**Extract to read**
┄┄┄┄┄┄┄┄┄┄┄┄┄┄┄┄┄┄┄┄
Second, we must ask, in accord with Acts 5:31, that God gives us the gift of repentance, and that it be profound and deep when it comes to having lived for many years from the vantage point of autocracy instead of servanthood. The manner of our teaching, preaching, and modeling has been more in accord with an organizational CEO than with the Kingdom picture of servanthood. Until we wash our tears with Christ-like repentance, we will not advance in the area of servanthood.

Third, we must return to the old ways of pastors who understood this. When we read of the Puritans and see how they chose to visit individuals in their congregations and not to distance themselves, we should follow their model. The commitment to catechize in their homes was expected by men like Richard Baxter, who wrote a magnificent work, The Reformed Pastor. Moving from the crowd to the individual was his constant thrust. We, however, move from the individual to the crowd and the radical shift in practice that this will require of us, back to the individual will seem at first completely counter intuitive. I suspect we will feel we are petting the organizational cat from the tail to the neck and we will feel her back bristle and rise beneath our hand. But we must admit the Scripture is right and yield to servanthood.

As I look for an example of servanthood, I can not miss the momentum accompanying the life of service chosen by Mother Teresa. Without a single piece of stationery nor fax machine nor organizational address nor telephone campaign, she simply gives of herself to people and does those tasks that no one else on the planet will do. She lives as a servant. The world stands in awe-struck, slack-jaw wonder. I cannot deny the conviction brought to my heart by the model of her ministry; It begs a question: Oh, my God in Heaven, what would happen if someone had the lifestyle of Mother Teresa and the theology of John Calvin? And does not the theology of Calvin better undergird and found a lifestyle of servanthood? Is that not the necessary corollary to truly believing in a Sovereign God? I think it is!
┄┄┄┄┄┄┄┄┄┄┄┄┄┄┄┄┄┄┄┄
Region boundary data:
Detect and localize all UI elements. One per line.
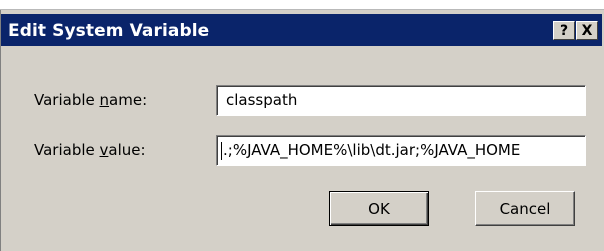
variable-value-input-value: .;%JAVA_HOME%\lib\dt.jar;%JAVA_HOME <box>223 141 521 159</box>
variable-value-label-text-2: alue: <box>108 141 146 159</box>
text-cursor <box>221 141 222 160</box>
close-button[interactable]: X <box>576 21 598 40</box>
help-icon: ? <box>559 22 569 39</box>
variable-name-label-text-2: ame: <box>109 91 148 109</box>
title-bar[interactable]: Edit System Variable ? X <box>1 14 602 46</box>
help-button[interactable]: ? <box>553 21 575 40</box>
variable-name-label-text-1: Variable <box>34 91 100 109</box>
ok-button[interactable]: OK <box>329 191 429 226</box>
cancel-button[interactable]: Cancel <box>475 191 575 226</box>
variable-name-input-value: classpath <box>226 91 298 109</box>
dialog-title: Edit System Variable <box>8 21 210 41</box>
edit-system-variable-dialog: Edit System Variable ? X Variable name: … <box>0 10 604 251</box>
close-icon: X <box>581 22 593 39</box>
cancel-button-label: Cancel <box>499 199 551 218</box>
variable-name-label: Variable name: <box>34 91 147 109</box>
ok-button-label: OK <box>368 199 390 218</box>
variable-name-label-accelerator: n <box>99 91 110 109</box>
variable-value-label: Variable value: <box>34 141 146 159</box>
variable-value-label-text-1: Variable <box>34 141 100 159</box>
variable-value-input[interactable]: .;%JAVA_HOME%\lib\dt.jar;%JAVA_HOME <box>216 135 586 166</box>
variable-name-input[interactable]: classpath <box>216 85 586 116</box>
┄┄┄┄┄┄┄┄┄┄┄┄┄┄┄┄┄┄┄┄
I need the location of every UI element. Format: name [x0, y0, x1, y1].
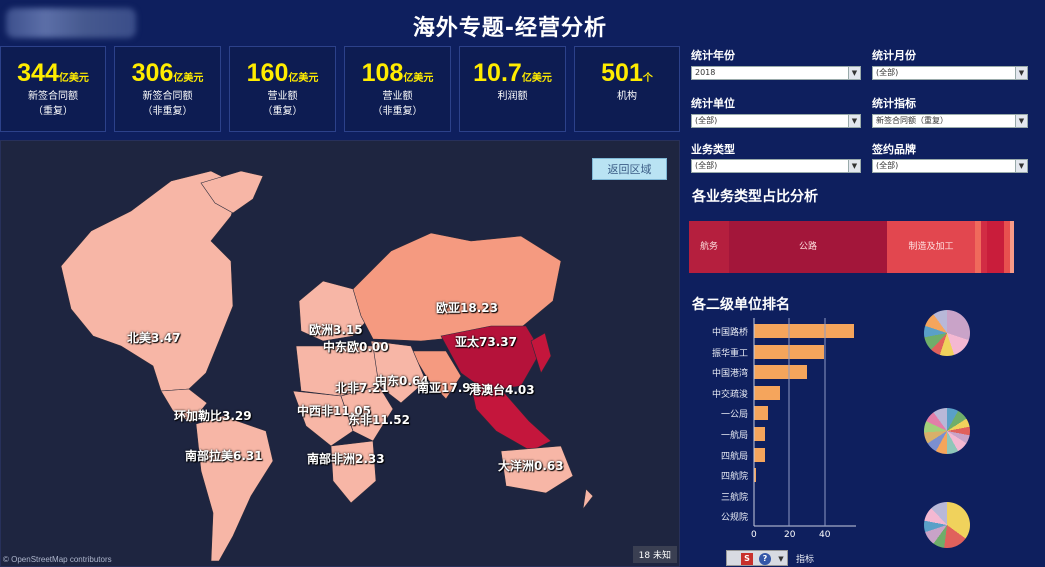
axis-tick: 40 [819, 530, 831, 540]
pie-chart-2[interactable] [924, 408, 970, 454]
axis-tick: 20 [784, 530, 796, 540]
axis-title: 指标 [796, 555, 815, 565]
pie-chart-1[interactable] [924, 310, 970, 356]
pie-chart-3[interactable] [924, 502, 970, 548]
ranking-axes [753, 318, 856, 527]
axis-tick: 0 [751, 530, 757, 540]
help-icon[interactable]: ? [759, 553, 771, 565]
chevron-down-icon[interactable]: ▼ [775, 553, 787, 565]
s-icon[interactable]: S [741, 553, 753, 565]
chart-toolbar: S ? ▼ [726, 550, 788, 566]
┄┄┄┄┄┄┄┄┄┄┄┄┄┄┄┄┄┄┄┄
**Given request 1**
According to the passage on servanthood, what work did Richard Baxter write?
**Given request 2**
Copy out the lines of the entries word for word, starting at the line that contains "141 521 159</box>" and stopping after the line that contains "cancel-button-label: Cancel <box>499".

**Task response 1**
The Reformed Pastor.

**Task response 2**
variable-value-input-value: .;%JAVA_HOME%\lib\dt.jar;%JAVA_HOME <box>223 141 521 159</box>
variable-value-label-text-2: alue: <box>108 141 146 159</box>
text-cursor <box>221 141 222 160</box>
close-button[interactable]: X <box>576 21 598 40</box>
help-icon: ? <box>559 22 569 39</box>
variable-name-label-text-2: ame: <box>109 91 148 109</box>
title-bar[interactable]: Edit System Variable ? X <box>1 14 602 46</box>
help-button[interactable]: ? <box>553 21 575 40</box>
variable-name-label-text-1: Variable <box>34 91 100 109</box>
ok-button[interactable]: OK <box>329 191 429 226</box>
cancel-button[interactable]: Cancel <box>475 191 575 226</box>
variable-name-input-value: classpath <box>226 91 298 109</box>
dialog-title: Edit System Variable <box>8 21 210 41</box>
edit-system-variable-dialog: Edit System Variable ? X Variable name: … <box>0 10 604 251</box>
close-icon: X <box>581 22 593 39</box>
cancel-button-label: Cancel <box>499 199 551 218</box>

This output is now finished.